Start of Records for processing

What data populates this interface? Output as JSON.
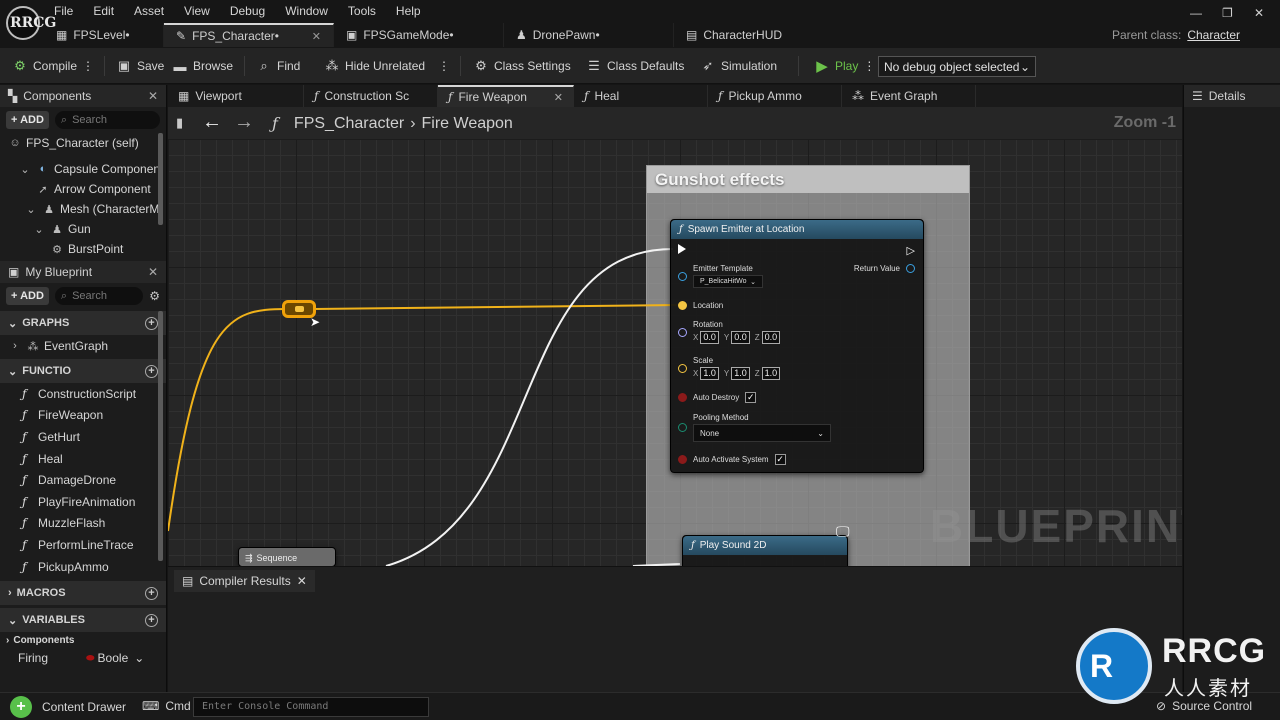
{
  "app": {
    "menu": [
      "File",
      "Edit",
      "Asset",
      "View",
      "Debug",
      "Window",
      "Tools",
      "Help"
    ],
    "tabs": [
      {
        "label": "FPSLevel•",
        "icon": "level-icon"
      },
      {
        "label": "FPS_Character•",
        "icon": "blueprint-icon",
        "active": true
      },
      {
        "label": "FPSGameMode•",
        "icon": "blueprint-icon"
      },
      {
        "label": "DronePawn•",
        "icon": "pawn-icon"
      },
      {
        "label": "CharacterHUD",
        "icon": "widget-icon"
      }
    ],
    "parent_class_label": "Parent class:",
    "parent_class_value": "Character",
    "logo_text": "RRCG"
  },
  "toolbar": {
    "compile": "Compile",
    "save": "Save",
    "browse": "Browse",
    "find": "Find",
    "hide_unrelated": "Hide Unrelated",
    "class_settings": "Class Settings",
    "class_defaults": "Class Defaults",
    "simulation": "Simulation",
    "play": "Play",
    "debug_object": "No debug object selected"
  },
  "components": {
    "title": "Components",
    "add": "+ ADD",
    "search_placeholder": "Search",
    "items": [
      {
        "label": "FPS_Character (self)",
        "indent": 0
      },
      {
        "label": "Capsule Componen",
        "indent": 1
      },
      {
        "label": "Arrow Component",
        "indent": 2
      },
      {
        "label": "Mesh (CharacterM",
        "indent": 2
      },
      {
        "label": "Gun",
        "indent": 3
      },
      {
        "label": "BurstPoint",
        "indent": 4
      }
    ]
  },
  "my_blueprint": {
    "title": "My Blueprint",
    "add": "+ ADD",
    "search_placeholder": "Search",
    "graphs_header": "GRAPHS",
    "graphs": [
      "EventGraph"
    ],
    "functions_header": "FUNCTIO",
    "functions": [
      "ConstructionScript",
      "FireWeapon",
      "GetHurt",
      "Heal",
      "DamageDrone",
      "PlayFireAnimation",
      "MuzzleFlash",
      "PerformLineTrace",
      "PickupAmmo"
    ],
    "macros_header": "MACROS",
    "variables_header": "VARIABLES",
    "variables_sub": "Components",
    "variable_row": {
      "name": "Firing",
      "type": "Boole"
    }
  },
  "graph_tabs": [
    {
      "label": "Viewport",
      "icon": "viewport-icon"
    },
    {
      "label": "Construction Sc",
      "icon": "function-icon"
    },
    {
      "label": "Fire Weapon",
      "icon": "function-icon",
      "active": true
    },
    {
      "label": "Heal",
      "icon": "function-icon"
    },
    {
      "label": "Pickup Ammo",
      "icon": "function-icon"
    },
    {
      "label": "Event Graph",
      "icon": "graph-icon"
    }
  ],
  "graph": {
    "breadcrumb_root": "FPS_Character",
    "breadcrumb_leaf": "Fire Weapon",
    "zoom": "Zoom -1",
    "comment": "Gunshot effects",
    "watermark": "BLUEPRINT",
    "spawn_node": {
      "title": "Spawn Emitter at Location",
      "emitter_template": "Emitter Template",
      "emitter_value": "P_BelicaHitWo",
      "return_value": "Return Value",
      "location": "Location",
      "rotation": "Rotation",
      "rotation_values": [
        "0.0",
        "0.0",
        "0.0"
      ],
      "scale": "Scale",
      "scale_values": [
        "1.0",
        "1.0",
        "1.0"
      ],
      "auto_destroy": "Auto Destroy",
      "pooling_method": "Pooling Method",
      "pooling_value": "None",
      "auto_activate": "Auto Activate System"
    },
    "sound_node": {
      "title": "Play Sound 2D"
    },
    "sequence_node": {
      "title": "Sequence"
    },
    "colors": {
      "exec": "#ffffff",
      "vector": "#f4c542",
      "object": "#3aa0e0",
      "rotator": "#a7a7ff",
      "bool": "#8b1a1a"
    }
  },
  "compiler": {
    "tab": "Compiler Results"
  },
  "details": {
    "title": "Details"
  },
  "statusbar": {
    "content_drawer": "Content Drawer",
    "cmd": "Cmd",
    "console_placeholder": "Enter Console Command",
    "source_control": "Source Control"
  },
  "brand": {
    "name": "RRCG",
    "sub": "人人素材"
  }
}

End of Records for processing

Given exercise. Output every entry exactly as given; pictures are not part of the copy.

Task response.
What data populates this interface? Output as JSON.
{
  "app": {
    "menu": [
      "File",
      "Edit",
      "Asset",
      "View",
      "Debug",
      "Window",
      "Tools",
      "Help"
    ],
    "tabs": [
      {
        "label": "FPSLevel•",
        "icon": "level-icon"
      },
      {
        "label": "FPS_Character•",
        "icon": "blueprint-icon",
        "active": true
      },
      {
        "label": "FPSGameMode•",
        "icon": "blueprint-icon"
      },
      {
        "label": "DronePawn•",
        "icon": "pawn-icon"
      },
      {
        "label": "CharacterHUD",
        "icon": "widget-icon"
      }
    ],
    "parent_class_label": "Parent class:",
    "parent_class_value": "Character",
    "logo_text": "RRCG"
  },
  "toolbar": {
    "compile": "Compile",
    "save": "Save",
    "browse": "Browse",
    "find": "Find",
    "hide_unrelated": "Hide Unrelated",
    "class_settings": "Class Settings",
    "class_defaults": "Class Defaults",
    "simulation": "Simulation",
    "play": "Play",
    "debug_object": "No debug object selected"
  },
  "components": {
    "title": "Components",
    "add": "+ ADD",
    "search_placeholder": "Search",
    "items": [
      {
        "label": "FPS_Character (self)",
        "indent": 0
      },
      {
        "label": "Capsule Componen",
        "indent": 1
      },
      {
        "label": "Arrow Component",
        "indent": 2
      },
      {
        "label": "Mesh (CharacterM",
        "indent": 2
      },
      {
        "label": "Gun",
        "indent": 3
      },
      {
        "label": "BurstPoint",
        "indent": 4
      }
    ]
  },
  "my_blueprint": {
    "title": "My Blueprint",
    "add": "+ ADD",
    "search_placeholder": "Search",
    "graphs_header": "GRAPHS",
    "graphs": [
      "EventGraph"
    ],
    "functions_header": "FUNCTIO",
    "functions": [
      "ConstructionScript",
      "FireWeapon",
      "GetHurt",
      "Heal",
      "DamageDrone",
      "PlayFireAnimation",
      "MuzzleFlash",
      "PerformLineTrace",
      "PickupAmmo"
    ],
    "macros_header": "MACROS",
    "variables_header": "VARIABLES",
    "variables_sub": "Components",
    "variable_row": {
      "name": "Firing",
      "type": "Boole"
    }
  },
  "graph_tabs": [
    {
      "label": "Viewport",
      "icon": "viewport-icon"
    },
    {
      "label": "Construction Sc",
      "icon": "function-icon"
    },
    {
      "label": "Fire Weapon",
      "icon": "function-icon",
      "active": true
    },
    {
      "label": "Heal",
      "icon": "function-icon"
    },
    {
      "label": "Pickup Ammo",
      "icon": "function-icon"
    },
    {
      "label": "Event Graph",
      "icon": "graph-icon"
    }
  ],
  "graph": {
    "breadcrumb_root": "FPS_Character",
    "breadcrumb_leaf": "Fire Weapon",
    "zoom": "Zoom -1",
    "comment": "Gunshot effects",
    "watermark": "BLUEPRINT",
    "spawn_node": {
      "title": "Spawn Emitter at Location",
      "emitter_template": "Emitter Template",
      "emitter_value": "P_BelicaHitWo",
      "return_value": "Return Value",
      "location": "Location",
      "rotation": "Rotation",
      "rotation_values": [
        "0.0",
        "0.0",
        "0.0"
      ],
      "scale": "Scale",
      "scale_values": [
        "1.0",
        "1.0",
        "1.0"
      ],
      "auto_destroy": "Auto Destroy",
      "pooling_method": "Pooling Method",
      "pooling_value": "None",
      "auto_activate": "Auto Activate System"
    },
    "sound_node": {
      "title": "Play Sound 2D"
    },
    "sequence_node": {
      "title": "Sequence"
    },
    "colors": {
      "exec": "#ffffff",
      "vector": "#f4c542",
      "object": "#3aa0e0",
      "rotator": "#a7a7ff",
      "bool": "#8b1a1a"
    }
  },
  "compiler": {
    "tab": "Compiler Results"
  },
  "details": {
    "title": "Details"
  },
  "statusbar": {
    "content_drawer": "Content Drawer",
    "cmd": "Cmd",
    "console_placeholder": "Enter Console Command",
    "source_control": "Source Control"
  },
  "brand": {
    "name": "RRCG",
    "sub": "人人素材"
  }
}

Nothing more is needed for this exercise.